Please print the records without any change, starting at their first line and stopping after the line that contains "radar-point <box>1063 439 1073 449</box>".

> **AVAILABLE RECORDS**:
↓

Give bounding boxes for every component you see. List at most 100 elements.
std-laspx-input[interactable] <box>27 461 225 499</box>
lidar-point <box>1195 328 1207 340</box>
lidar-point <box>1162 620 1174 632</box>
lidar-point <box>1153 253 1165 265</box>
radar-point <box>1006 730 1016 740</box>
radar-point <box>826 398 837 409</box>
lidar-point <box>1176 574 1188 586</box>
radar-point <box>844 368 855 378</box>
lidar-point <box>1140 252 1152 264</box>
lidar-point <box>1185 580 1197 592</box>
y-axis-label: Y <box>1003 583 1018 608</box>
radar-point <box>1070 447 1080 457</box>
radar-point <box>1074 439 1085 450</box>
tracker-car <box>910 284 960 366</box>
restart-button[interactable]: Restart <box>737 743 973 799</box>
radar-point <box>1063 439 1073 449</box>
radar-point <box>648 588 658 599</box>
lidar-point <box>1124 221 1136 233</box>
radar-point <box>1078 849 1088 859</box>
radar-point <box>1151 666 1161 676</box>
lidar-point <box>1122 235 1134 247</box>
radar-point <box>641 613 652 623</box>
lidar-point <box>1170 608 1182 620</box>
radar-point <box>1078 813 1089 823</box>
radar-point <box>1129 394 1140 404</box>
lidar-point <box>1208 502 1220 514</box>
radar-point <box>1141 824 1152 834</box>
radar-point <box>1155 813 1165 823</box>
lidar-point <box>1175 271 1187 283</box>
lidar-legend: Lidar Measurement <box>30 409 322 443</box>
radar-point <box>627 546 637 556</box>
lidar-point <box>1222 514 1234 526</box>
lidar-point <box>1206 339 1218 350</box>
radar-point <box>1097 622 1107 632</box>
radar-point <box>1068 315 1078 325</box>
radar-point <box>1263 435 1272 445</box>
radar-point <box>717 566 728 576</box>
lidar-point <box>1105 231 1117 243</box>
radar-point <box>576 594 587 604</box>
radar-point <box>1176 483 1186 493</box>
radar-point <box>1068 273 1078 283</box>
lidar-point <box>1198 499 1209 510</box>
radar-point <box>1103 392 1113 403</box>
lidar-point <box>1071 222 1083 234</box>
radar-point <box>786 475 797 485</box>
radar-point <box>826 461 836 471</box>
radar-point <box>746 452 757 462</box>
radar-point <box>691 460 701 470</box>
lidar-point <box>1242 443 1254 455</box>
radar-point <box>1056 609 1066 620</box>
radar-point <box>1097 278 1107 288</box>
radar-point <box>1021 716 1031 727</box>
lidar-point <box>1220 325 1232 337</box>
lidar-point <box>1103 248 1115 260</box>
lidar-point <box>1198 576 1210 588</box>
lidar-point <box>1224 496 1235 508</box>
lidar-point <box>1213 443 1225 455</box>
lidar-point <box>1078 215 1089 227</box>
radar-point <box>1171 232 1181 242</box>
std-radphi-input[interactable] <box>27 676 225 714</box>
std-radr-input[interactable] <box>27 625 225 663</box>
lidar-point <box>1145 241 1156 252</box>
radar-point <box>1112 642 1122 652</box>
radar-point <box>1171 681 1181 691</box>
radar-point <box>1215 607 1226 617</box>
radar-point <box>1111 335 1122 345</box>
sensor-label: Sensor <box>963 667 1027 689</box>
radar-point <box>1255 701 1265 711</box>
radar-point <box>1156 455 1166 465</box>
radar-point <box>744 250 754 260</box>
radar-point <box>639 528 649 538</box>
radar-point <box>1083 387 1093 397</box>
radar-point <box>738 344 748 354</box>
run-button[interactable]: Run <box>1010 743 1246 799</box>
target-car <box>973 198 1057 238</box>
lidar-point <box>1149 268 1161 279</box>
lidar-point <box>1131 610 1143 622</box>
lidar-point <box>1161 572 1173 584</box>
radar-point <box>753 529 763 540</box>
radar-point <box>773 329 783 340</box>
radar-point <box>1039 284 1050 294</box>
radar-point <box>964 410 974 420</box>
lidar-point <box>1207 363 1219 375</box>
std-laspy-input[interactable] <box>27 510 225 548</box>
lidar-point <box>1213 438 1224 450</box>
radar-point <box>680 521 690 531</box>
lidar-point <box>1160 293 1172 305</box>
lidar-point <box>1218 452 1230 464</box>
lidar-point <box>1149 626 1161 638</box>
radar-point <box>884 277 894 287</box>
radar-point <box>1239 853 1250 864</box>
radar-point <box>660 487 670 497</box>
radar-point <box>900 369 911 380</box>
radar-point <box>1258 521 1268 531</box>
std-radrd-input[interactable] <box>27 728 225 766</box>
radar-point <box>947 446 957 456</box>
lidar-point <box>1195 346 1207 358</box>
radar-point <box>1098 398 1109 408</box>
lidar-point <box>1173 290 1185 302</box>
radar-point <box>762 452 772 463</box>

↑

> **RESULT OF THE TASK**:
Give bounding boxes for every component you see. List at most 100 elements.
std-laspx-input[interactable] <box>27 461 225 499</box>
lidar-point <box>1195 328 1207 340</box>
lidar-point <box>1162 620 1174 632</box>
lidar-point <box>1153 253 1165 265</box>
radar-point <box>1006 730 1016 740</box>
radar-point <box>826 398 837 409</box>
lidar-point <box>1176 574 1188 586</box>
radar-point <box>844 368 855 378</box>
lidar-point <box>1140 252 1152 264</box>
lidar-point <box>1185 580 1197 592</box>
y-axis-label: Y <box>1003 583 1018 608</box>
radar-point <box>1070 447 1080 457</box>
radar-point <box>1074 439 1085 450</box>
tracker-car <box>910 284 960 366</box>
restart-button[interactable]: Restart <box>737 743 973 799</box>
radar-point <box>1063 439 1073 449</box>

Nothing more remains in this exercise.